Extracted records
··········

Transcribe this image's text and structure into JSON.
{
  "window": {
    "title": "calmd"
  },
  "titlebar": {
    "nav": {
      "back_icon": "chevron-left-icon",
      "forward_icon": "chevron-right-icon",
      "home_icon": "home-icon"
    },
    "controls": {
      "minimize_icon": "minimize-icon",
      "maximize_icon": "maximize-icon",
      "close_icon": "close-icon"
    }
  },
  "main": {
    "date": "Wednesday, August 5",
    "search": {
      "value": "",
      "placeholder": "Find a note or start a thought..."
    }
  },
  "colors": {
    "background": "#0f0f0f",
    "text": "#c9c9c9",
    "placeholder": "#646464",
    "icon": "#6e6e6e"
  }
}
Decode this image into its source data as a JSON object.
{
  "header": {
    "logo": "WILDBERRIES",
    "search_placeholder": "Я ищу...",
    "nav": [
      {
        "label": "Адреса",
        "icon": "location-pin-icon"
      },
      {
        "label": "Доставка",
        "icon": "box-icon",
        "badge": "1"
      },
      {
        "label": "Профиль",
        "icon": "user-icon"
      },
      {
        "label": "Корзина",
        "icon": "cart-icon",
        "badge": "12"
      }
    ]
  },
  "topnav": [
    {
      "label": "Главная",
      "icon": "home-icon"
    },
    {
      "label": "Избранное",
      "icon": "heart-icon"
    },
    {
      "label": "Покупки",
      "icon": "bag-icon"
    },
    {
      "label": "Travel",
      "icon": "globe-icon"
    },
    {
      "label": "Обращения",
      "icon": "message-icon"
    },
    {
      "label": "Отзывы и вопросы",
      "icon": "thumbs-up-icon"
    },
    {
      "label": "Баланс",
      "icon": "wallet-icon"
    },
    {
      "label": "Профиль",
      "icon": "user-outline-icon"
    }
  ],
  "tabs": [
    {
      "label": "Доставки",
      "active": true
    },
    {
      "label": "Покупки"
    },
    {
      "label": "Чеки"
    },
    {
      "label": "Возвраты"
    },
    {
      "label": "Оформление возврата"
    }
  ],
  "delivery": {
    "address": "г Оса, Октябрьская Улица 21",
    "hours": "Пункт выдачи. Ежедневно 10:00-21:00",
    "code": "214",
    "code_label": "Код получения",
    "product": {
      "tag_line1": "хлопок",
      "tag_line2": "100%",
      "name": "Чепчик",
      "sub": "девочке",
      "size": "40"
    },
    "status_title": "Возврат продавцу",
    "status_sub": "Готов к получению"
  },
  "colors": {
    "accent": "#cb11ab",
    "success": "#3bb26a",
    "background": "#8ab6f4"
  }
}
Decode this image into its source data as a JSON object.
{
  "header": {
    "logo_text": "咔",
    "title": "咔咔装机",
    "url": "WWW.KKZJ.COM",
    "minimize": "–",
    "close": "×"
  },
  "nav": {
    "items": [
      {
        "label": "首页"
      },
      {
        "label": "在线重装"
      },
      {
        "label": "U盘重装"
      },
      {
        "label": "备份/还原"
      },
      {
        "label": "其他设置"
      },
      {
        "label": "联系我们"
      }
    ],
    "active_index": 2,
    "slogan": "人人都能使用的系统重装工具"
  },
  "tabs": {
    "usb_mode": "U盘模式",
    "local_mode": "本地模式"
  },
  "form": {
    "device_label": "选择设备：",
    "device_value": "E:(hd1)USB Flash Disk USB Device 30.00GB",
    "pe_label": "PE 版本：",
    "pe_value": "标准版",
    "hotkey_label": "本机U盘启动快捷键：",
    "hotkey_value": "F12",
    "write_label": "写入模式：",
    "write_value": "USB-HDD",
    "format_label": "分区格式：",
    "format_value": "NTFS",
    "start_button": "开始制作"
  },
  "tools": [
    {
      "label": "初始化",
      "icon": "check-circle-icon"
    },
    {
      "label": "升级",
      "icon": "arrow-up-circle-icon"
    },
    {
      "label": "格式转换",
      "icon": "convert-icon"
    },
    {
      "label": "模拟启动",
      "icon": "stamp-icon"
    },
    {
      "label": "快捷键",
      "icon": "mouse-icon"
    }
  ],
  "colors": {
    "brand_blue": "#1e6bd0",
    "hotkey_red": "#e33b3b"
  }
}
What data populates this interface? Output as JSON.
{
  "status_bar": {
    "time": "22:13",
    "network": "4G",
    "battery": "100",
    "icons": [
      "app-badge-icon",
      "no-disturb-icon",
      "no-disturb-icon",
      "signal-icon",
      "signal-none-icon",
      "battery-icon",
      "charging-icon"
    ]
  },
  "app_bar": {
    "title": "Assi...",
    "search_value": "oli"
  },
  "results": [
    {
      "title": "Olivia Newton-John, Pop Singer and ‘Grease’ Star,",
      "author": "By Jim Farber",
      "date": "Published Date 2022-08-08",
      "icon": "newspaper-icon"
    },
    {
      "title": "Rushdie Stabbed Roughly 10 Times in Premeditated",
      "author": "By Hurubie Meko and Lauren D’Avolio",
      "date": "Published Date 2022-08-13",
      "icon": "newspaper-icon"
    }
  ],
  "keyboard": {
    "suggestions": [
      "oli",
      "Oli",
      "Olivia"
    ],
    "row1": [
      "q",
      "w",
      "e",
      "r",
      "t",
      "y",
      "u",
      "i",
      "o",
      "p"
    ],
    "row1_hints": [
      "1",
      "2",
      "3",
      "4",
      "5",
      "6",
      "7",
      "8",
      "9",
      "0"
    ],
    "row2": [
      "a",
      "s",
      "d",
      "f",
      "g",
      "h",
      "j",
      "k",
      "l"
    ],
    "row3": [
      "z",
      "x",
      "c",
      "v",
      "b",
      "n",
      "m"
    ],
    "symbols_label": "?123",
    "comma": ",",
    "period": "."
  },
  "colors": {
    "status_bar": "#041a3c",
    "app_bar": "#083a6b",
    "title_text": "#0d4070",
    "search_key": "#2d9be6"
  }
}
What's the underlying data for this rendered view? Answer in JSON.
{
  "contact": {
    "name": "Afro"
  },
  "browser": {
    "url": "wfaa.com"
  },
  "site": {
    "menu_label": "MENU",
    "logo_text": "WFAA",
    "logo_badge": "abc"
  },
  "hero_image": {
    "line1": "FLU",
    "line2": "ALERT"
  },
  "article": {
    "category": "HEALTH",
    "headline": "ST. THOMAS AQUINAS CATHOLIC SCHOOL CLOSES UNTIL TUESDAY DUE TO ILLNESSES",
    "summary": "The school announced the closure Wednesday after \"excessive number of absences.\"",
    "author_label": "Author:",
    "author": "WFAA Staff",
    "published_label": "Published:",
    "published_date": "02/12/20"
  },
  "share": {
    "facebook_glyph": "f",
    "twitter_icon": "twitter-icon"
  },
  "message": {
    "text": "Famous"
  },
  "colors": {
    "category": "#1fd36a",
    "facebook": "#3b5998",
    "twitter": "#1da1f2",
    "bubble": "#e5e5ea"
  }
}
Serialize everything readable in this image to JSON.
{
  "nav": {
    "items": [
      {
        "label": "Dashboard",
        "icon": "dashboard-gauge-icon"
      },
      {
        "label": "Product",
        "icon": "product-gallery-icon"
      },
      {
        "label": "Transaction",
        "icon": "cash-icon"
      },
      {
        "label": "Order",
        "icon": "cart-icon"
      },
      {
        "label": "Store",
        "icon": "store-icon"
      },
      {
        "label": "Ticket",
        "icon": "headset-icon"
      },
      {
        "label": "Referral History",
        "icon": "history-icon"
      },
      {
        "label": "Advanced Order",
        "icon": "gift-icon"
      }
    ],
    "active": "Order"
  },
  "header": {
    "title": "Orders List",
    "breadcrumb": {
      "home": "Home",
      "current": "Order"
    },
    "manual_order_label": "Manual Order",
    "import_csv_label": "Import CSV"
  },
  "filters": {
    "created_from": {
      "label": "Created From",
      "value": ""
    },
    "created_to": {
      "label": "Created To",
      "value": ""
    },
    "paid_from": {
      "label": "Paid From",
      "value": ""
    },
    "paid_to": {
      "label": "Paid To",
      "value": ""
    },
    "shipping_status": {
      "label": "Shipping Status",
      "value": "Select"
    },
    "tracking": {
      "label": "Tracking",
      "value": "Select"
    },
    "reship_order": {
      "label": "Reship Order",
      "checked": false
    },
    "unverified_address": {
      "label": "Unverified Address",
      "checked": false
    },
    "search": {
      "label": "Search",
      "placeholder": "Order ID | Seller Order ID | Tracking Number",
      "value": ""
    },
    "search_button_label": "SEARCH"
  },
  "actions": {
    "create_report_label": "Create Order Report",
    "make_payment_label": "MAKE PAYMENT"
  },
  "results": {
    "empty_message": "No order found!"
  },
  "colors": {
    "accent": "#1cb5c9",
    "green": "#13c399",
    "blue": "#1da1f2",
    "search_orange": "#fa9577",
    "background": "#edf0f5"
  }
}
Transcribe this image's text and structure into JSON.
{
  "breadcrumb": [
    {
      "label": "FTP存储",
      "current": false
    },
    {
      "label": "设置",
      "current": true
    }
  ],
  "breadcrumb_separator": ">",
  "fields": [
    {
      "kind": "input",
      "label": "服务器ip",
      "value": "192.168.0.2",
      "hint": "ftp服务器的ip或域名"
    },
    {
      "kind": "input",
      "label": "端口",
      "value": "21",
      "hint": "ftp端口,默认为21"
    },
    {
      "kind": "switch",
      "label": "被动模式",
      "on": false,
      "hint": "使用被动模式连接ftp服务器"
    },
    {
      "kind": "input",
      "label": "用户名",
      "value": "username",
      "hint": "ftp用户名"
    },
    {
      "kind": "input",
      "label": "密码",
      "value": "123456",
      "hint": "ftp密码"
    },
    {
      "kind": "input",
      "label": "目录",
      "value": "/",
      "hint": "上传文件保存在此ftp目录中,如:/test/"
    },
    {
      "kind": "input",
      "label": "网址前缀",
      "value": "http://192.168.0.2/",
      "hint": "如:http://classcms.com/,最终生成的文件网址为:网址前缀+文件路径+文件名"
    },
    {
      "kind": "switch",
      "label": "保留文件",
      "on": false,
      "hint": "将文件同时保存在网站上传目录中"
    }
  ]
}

··········

__To do__.
Your task is to gather every line with the word "twitter" and copy it.

__Finished exercise__.
    "twitter_icon": "twitter-icon"
    "twitter": "#1da1f2",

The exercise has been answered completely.